> Exercise directions:
Every line that holds "Шпаковская" should be shown.
— Start Dataset rows —
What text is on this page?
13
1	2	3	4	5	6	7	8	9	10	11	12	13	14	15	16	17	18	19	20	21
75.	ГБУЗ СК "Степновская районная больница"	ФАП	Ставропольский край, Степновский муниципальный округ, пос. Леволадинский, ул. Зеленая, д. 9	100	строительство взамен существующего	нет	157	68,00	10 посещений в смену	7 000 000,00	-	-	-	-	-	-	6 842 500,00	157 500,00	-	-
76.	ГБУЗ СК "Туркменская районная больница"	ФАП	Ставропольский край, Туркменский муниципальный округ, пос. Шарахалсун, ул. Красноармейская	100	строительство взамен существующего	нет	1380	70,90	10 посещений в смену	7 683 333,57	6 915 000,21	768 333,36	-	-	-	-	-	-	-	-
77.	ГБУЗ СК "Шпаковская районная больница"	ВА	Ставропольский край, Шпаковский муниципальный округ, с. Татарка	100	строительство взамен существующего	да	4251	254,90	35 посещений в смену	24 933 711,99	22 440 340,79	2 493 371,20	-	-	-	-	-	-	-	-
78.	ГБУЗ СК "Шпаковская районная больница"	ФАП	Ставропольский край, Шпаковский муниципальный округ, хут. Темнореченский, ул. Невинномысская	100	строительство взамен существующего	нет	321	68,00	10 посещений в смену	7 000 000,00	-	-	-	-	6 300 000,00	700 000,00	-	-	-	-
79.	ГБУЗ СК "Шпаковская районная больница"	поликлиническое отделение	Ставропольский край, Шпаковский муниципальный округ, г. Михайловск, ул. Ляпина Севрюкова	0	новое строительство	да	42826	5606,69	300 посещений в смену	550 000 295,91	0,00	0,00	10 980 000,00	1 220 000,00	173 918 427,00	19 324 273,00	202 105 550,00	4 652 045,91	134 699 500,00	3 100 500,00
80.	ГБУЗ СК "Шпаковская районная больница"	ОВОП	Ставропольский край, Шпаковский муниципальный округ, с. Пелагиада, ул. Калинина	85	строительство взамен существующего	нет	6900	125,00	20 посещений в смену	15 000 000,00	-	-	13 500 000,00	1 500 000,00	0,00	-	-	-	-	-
— End Dataset rows —
> Task result:
77.	ГБУЗ СК "Шпаковская районная больница"	ВА	Ставропольский край, Шпаковский муниципальный округ, с. Татарка	100	строительство взамен существующего	да	4251	254,90	35 посещений в смену	24 933 711,99	22 440 340,79	2 493 371,20	-	-	-	-	-	-	-	-
78.	ГБУЗ СК "Шпаковская районная больница"	ФАП	Ставропольский край, Шпаковский муниципальный округ, хут. Темнореченский, ул. Невинномысская	100	строительство взамен существующего	нет	321	68,00	10 посещений в смену	7 000 000,00	-	-	-	-	6 300 000,00	700 000,00	-	-	-	-
79.	ГБУЗ СК "Шпаковская районная больница"	поликлиническое отделение	Ставропольский край, Шпаковский муниципальный округ, г. Михайловск, ул. Ляпина Севрюкова	0	новое строительство	да	42826	5606,69	300 посещений в смену	550 000 295,91	0,00	0,00	10 980 000,00	1 220 000,00	173 918 427,00	19 324 273,00	202 105 550,00	4 652 045,91	134 699 500,00	3 100 500,00
80.	ГБУЗ СК "Шпаковская районная больница"	ОВОП	Ставропольский край, Шпаковский муниципальный округ, с. Пелагиада, ул. Калинина	85	строительство взамен существующего	нет	6900	125,00	20 посещений в смену	15 000 000,00	-	-	13 500 000,00	1 500 000,00	0,00	-	-	-	-	-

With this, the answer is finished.